** START **

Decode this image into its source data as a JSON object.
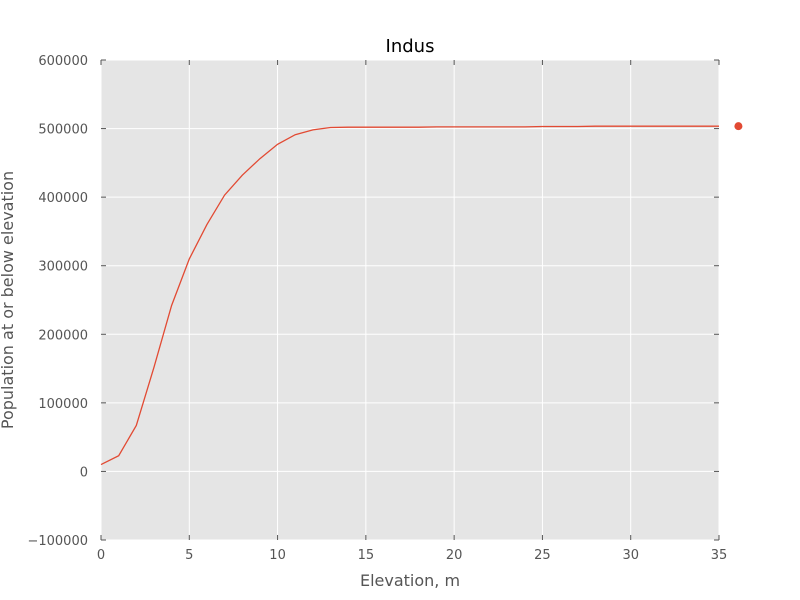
{
  "chart_data": {
    "type": "line",
    "title": "Indus",
    "xlabel": "Elevation, m",
    "ylabel": "Population at or below elevation",
    "xlim": [
      0,
      35
    ],
    "ylim": [
      -100000,
      600000
    ],
    "xticks": [
      0,
      5,
      10,
      15,
      20,
      25,
      30,
      35
    ],
    "xtick_labels": [
      "0",
      "5",
      "10",
      "15",
      "20",
      "25",
      "30",
      "35"
    ],
    "yticks": [
      -100000,
      0,
      100000,
      200000,
      300000,
      400000,
      500000,
      600000
    ],
    "ytick_labels": [
      "−100000",
      "0",
      "100000",
      "200000",
      "300000",
      "400000",
      "500000",
      "600000"
    ],
    "grid": true,
    "background": "#e5e5e5",
    "series": [
      {
        "color": "#e24a33",
        "x": [
          0,
          1,
          2,
          3,
          4,
          5,
          6,
          7,
          8,
          9,
          10,
          11,
          12,
          13,
          14,
          15,
          16,
          17,
          18,
          19,
          20,
          21,
          22,
          23,
          24,
          25,
          26,
          27,
          28,
          29,
          30,
          31,
          32,
          33,
          34,
          35
        ],
        "y": [
          10000,
          23000,
          67000,
          152000,
          242000,
          310000,
          360000,
          403000,
          432000,
          456000,
          477000,
          491000,
          498000,
          501500,
          502000,
          502000,
          502000,
          502000,
          502000,
          502500,
          502500,
          502500,
          502500,
          502500,
          502500,
          503000,
          503000,
          503000,
          503500,
          503500,
          503500,
          503500,
          503500,
          503500,
          503500,
          503500
        ]
      }
    ],
    "markers": [
      {
        "x": 36.1,
        "y": 503500,
        "color": "#e24a33"
      }
    ]
  }
}
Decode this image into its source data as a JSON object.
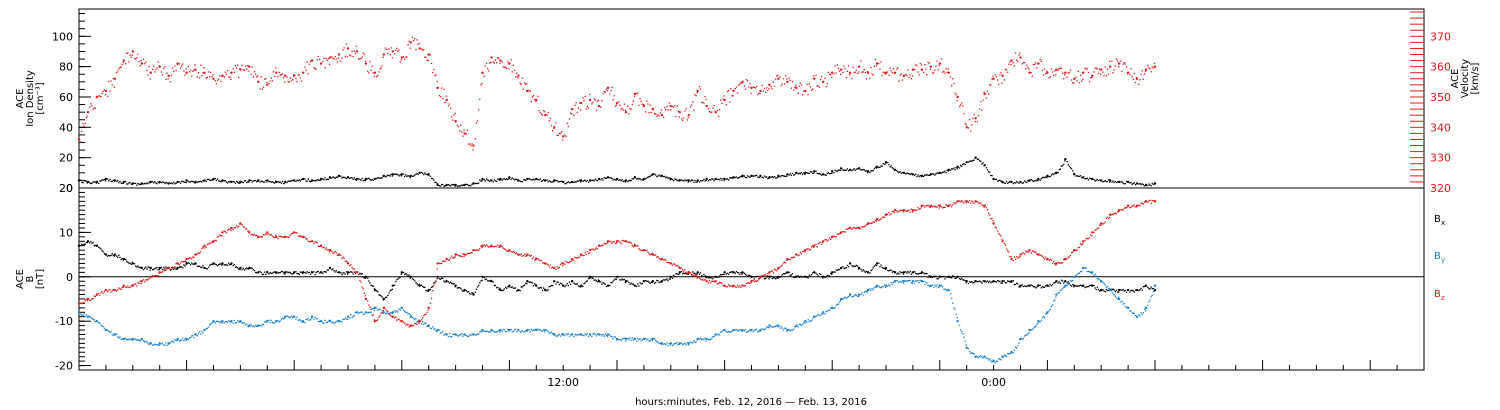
{
  "chart_data": [
    {
      "type": "scatter",
      "panel": "top",
      "left_axis": {
        "label_lines": [
          "ACE",
          "Ion Density",
          "[cm⁻³]"
        ],
        "ylim": [
          0,
          118
        ],
        "ticks": [
          0,
          20,
          40,
          60,
          80,
          100
        ],
        "tick_labels": [
          "0",
          "20",
          "40",
          "60",
          "80",
          "100"
        ]
      },
      "right_axis": {
        "label_lines": [
          "ACE",
          "Velocity",
          "[km/s]"
        ],
        "ylim": [
          320,
          379
        ],
        "ticks": [
          320,
          330,
          340,
          350,
          360,
          370
        ],
        "tick_labels": [
          "320",
          "330",
          "340",
          "350",
          "360",
          "370"
        ],
        "color": "#e11a1a"
      },
      "x": [
        0,
        1,
        2,
        3,
        4,
        5,
        6,
        7,
        8,
        9,
        10,
        11,
        12,
        13,
        14,
        15,
        16,
        17,
        18,
        19,
        20,
        21,
        22,
        23,
        24,
        25,
        26,
        27,
        28,
        29,
        30,
        31,
        32,
        33,
        34,
        35,
        36,
        37,
        38,
        39,
        40,
        41,
        42,
        43,
        44,
        45,
        46,
        47,
        48,
        49,
        50,
        51,
        52,
        53,
        54,
        55,
        56,
        57,
        58,
        59,
        60,
        61,
        62,
        63,
        64,
        65,
        66,
        67,
        68,
        69,
        70,
        71,
        72,
        73,
        74,
        75,
        76,
        77,
        78,
        79,
        80,
        81,
        82,
        83,
        84,
        85,
        86,
        87,
        88,
        89,
        90,
        91,
        92,
        93,
        94,
        95,
        96,
        97,
        98,
        99,
        100,
        101,
        102,
        103,
        104,
        105,
        106,
        107,
        108,
        109,
        110,
        111,
        112,
        113,
        114,
        115,
        116,
        117,
        118,
        119,
        120
      ],
      "series": [
        {
          "color": "#000000",
          "axis": "left",
          "values": [
            5,
            4,
            4,
            6,
            5,
            4,
            3,
            3,
            4,
            4,
            3,
            4,
            5,
            4,
            5,
            6,
            5,
            4,
            4,
            5,
            5,
            5,
            4,
            4,
            5,
            6,
            5,
            6,
            7,
            8,
            7,
            6,
            6,
            6,
            8,
            9,
            9,
            8,
            10,
            9,
            2,
            2,
            2,
            2,
            3,
            6,
            5,
            6,
            7,
            5,
            6,
            6,
            5,
            5,
            4,
            4,
            5,
            5,
            6,
            7,
            6,
            5,
            7,
            6,
            9,
            8,
            6,
            5,
            5,
            5,
            6,
            6,
            6,
            7,
            8,
            8,
            8,
            7,
            8,
            9,
            10,
            10,
            11,
            9,
            11,
            13,
            12,
            13,
            11,
            14,
            17,
            12,
            10,
            9,
            8,
            9,
            10,
            12,
            14,
            17,
            20,
            15,
            6,
            4,
            4,
            4,
            5,
            6,
            8,
            10,
            19,
            9,
            7,
            6,
            5,
            5,
            4,
            4,
            3,
            2,
            3
          ]
        },
        {
          "color": "#e11a1a",
          "axis": "right",
          "values": [
            336,
            345,
            350,
            352,
            356,
            362,
            365,
            361,
            358,
            360,
            357,
            361,
            358,
            359,
            358,
            356,
            357,
            358,
            359,
            360,
            355,
            354,
            358,
            357,
            357,
            358,
            362,
            361,
            363,
            364,
            366,
            365,
            361,
            358,
            364,
            365,
            363,
            368,
            366,
            364,
            353,
            349,
            342,
            338,
            334,
            358,
            363,
            362,
            361,
            357,
            352,
            349,
            344,
            340,
            337,
            346,
            348,
            349,
            347,
            353,
            348,
            345,
            351,
            347,
            346,
            344,
            347,
            345,
            344,
            352,
            347,
            345,
            349,
            352,
            355,
            353,
            352,
            354,
            356,
            355,
            353,
            352,
            356,
            355,
            358,
            359,
            358,
            360,
            358,
            361,
            358,
            358,
            357,
            359,
            359,
            360,
            361,
            358,
            350,
            340,
            343,
            351,
            356,
            357,
            362,
            363,
            358,
            361,
            358,
            359,
            358,
            356,
            358,
            357,
            359,
            360,
            361,
            358,
            356,
            359,
            360
          ]
        }
      ],
      "grid": false
    },
    {
      "type": "scatter",
      "panel": "bottom",
      "left_axis": {
        "label_lines": [
          "ACE",
          "B",
          "[nT]"
        ],
        "ylim": [
          -21,
          20
        ],
        "ticks": [
          -20,
          -10,
          0,
          10,
          20
        ],
        "tick_labels": [
          "-20",
          "-10",
          "0",
          "10",
          "20"
        ]
      },
      "zero_line": 0,
      "x": [
        0,
        1,
        2,
        3,
        4,
        5,
        6,
        7,
        8,
        9,
        10,
        11,
        12,
        13,
        14,
        15,
        16,
        17,
        18,
        19,
        20,
        21,
        22,
        23,
        24,
        25,
        26,
        27,
        28,
        29,
        30,
        31,
        32,
        33,
        34,
        35,
        36,
        37,
        38,
        39,
        40,
        41,
        42,
        43,
        44,
        45,
        46,
        47,
        48,
        49,
        50,
        51,
        52,
        53,
        54,
        55,
        56,
        57,
        58,
        59,
        60,
        61,
        62,
        63,
        64,
        65,
        66,
        67,
        68,
        69,
        70,
        71,
        72,
        73,
        74,
        75,
        76,
        77,
        78,
        79,
        80,
        81,
        82,
        83,
        84,
        85,
        86,
        87,
        88,
        89,
        90,
        91,
        92,
        93,
        94,
        95,
        96,
        97,
        98,
        99,
        100,
        101,
        102,
        103,
        104,
        105,
        106,
        107,
        108,
        109,
        110,
        111,
        112,
        113,
        114,
        115,
        116,
        117,
        118,
        119,
        120
      ],
      "series": [
        {
          "name": "B",
          "subscript": "x",
          "color": "#000000",
          "values": [
            7,
            8,
            7,
            5,
            5,
            4,
            3,
            2,
            2,
            2,
            2,
            2,
            3,
            3,
            2,
            3,
            3,
            3,
            2,
            2,
            1,
            1,
            1,
            1,
            1,
            1,
            1,
            1,
            2,
            1,
            1,
            1,
            0,
            -3,
            -5,
            -2,
            1,
            0,
            -2,
            -3,
            0,
            -1,
            -2,
            -3,
            -4,
            0,
            -1,
            -3,
            -2,
            -3,
            -1,
            -2,
            -3,
            -1,
            -2,
            -1,
            -2,
            0,
            -1,
            -2,
            0,
            -1,
            -2,
            -1,
            -1,
            -1,
            0,
            1,
            1,
            1,
            0,
            0,
            1,
            1,
            1,
            0,
            0,
            0,
            0,
            1,
            0,
            0,
            1,
            0,
            1,
            2,
            3,
            2,
            1,
            3,
            2,
            1,
            1,
            1,
            1,
            0,
            0,
            0,
            0,
            -1,
            -1,
            -1,
            -1,
            -1,
            -1,
            -2,
            -2,
            -2,
            -2,
            -1,
            -1,
            -2,
            -2,
            -2,
            -3,
            -3,
            -3,
            -3,
            -3,
            -2,
            -3
          ]
        },
        {
          "name": "B",
          "subscript": "y",
          "color": "#1a80d0",
          "values": [
            -8,
            -9,
            -10,
            -12,
            -13,
            -14,
            -14,
            -14,
            -15,
            -15,
            -15,
            -14,
            -14,
            -13,
            -12,
            -10,
            -10,
            -10,
            -10,
            -11,
            -11,
            -10,
            -10,
            -9,
            -9,
            -10,
            -9,
            -10,
            -10,
            -10,
            -9,
            -8,
            -8,
            -7,
            -8,
            -8,
            -7,
            -9,
            -10,
            -11,
            -12,
            -13,
            -13,
            -13,
            -13,
            -12,
            -12,
            -12,
            -12,
            -12,
            -12,
            -12,
            -12,
            -13,
            -13,
            -13,
            -13,
            -13,
            -13,
            -13,
            -14,
            -14,
            -14,
            -14,
            -14,
            -15,
            -15,
            -15,
            -15,
            -14,
            -14,
            -13,
            -12,
            -12,
            -12,
            -12,
            -12,
            -11,
            -11,
            -12,
            -11,
            -10,
            -9,
            -8,
            -7,
            -5,
            -4,
            -4,
            -3,
            -2,
            -2,
            -1,
            -1,
            -1,
            -1,
            -2,
            -2,
            -3,
            -10,
            -16,
            -18,
            -18,
            -19,
            -18,
            -17,
            -14,
            -12,
            -10,
            -8,
            -4,
            -2,
            0,
            2,
            1,
            -1,
            -3,
            -5,
            -7,
            -9,
            -7,
            -2
          ]
        },
        {
          "name": "B",
          "subscript": "z",
          "color": "#e11a1a",
          "values": [
            -6,
            -5,
            -4,
            -3,
            -3,
            -2,
            -2,
            -1,
            0,
            1,
            2,
            3,
            4,
            5,
            7,
            8,
            10,
            11,
            12,
            10,
            9,
            10,
            9,
            9,
            10,
            9,
            8,
            7,
            6,
            5,
            3,
            1,
            -5,
            -10,
            -7,
            -9,
            -10,
            -11,
            -10,
            -7,
            3,
            4,
            5,
            5,
            6,
            7,
            7,
            7,
            6,
            5,
            5,
            4,
            3,
            2,
            3,
            4,
            5,
            6,
            7,
            8,
            8,
            8,
            7,
            6,
            5,
            4,
            3,
            2,
            1,
            0,
            -1,
            -1,
            -2,
            -2,
            -2,
            -1,
            0,
            1,
            2,
            4,
            5,
            6,
            7,
            8,
            9,
            10,
            11,
            11,
            12,
            13,
            14,
            15,
            15,
            15,
            16,
            16,
            16,
            16,
            17,
            17,
            17,
            16,
            12,
            8,
            4,
            5,
            6,
            5,
            4,
            3,
            4,
            6,
            8,
            10,
            12,
            14,
            15,
            16,
            16,
            17,
            17
          ]
        }
      ],
      "legend_placement": "right",
      "grid": false
    }
  ],
  "x_axis": {
    "tick_labels": [
      "12:00",
      "0:00"
    ],
    "tick_positions": [
      54,
      102
    ],
    "label": "hours:minutes, Feb. 12, 2016 — Feb. 13, 2016"
  }
}
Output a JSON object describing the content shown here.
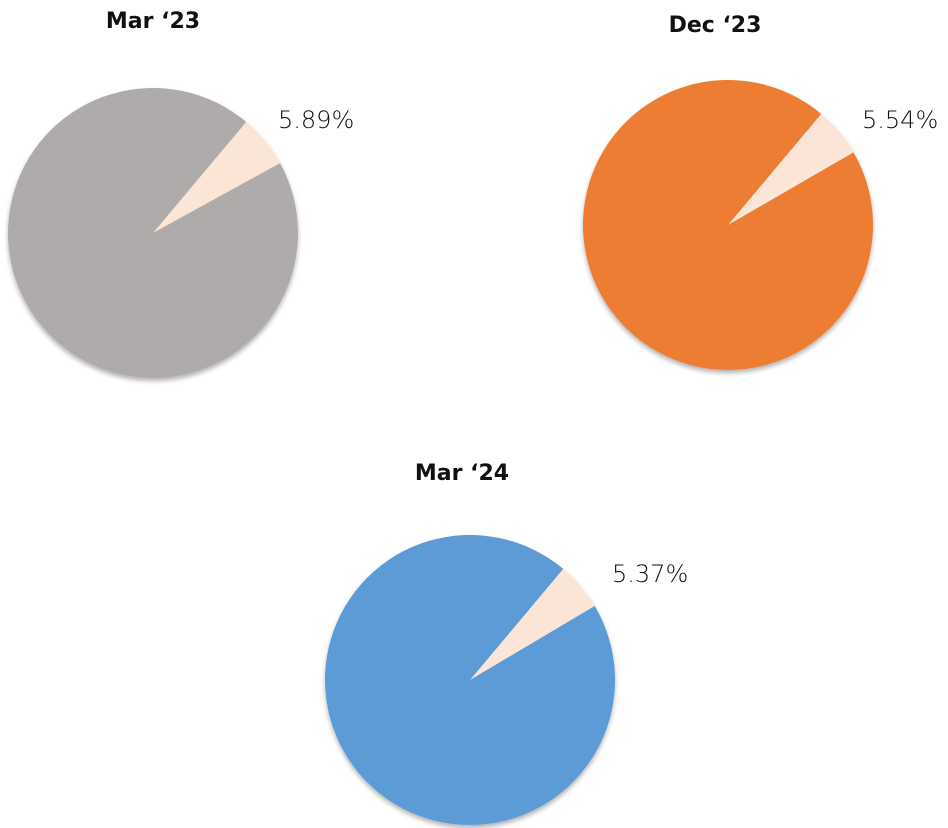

** END **

» DESCRIPTION OF THE TASK:
Read the data above. Pull out each line in which the string "subscript" appears.

» OUTPUT OF THE TASK:
          "subscript": "x",
          "subscript": "y",
          "subscript": "z",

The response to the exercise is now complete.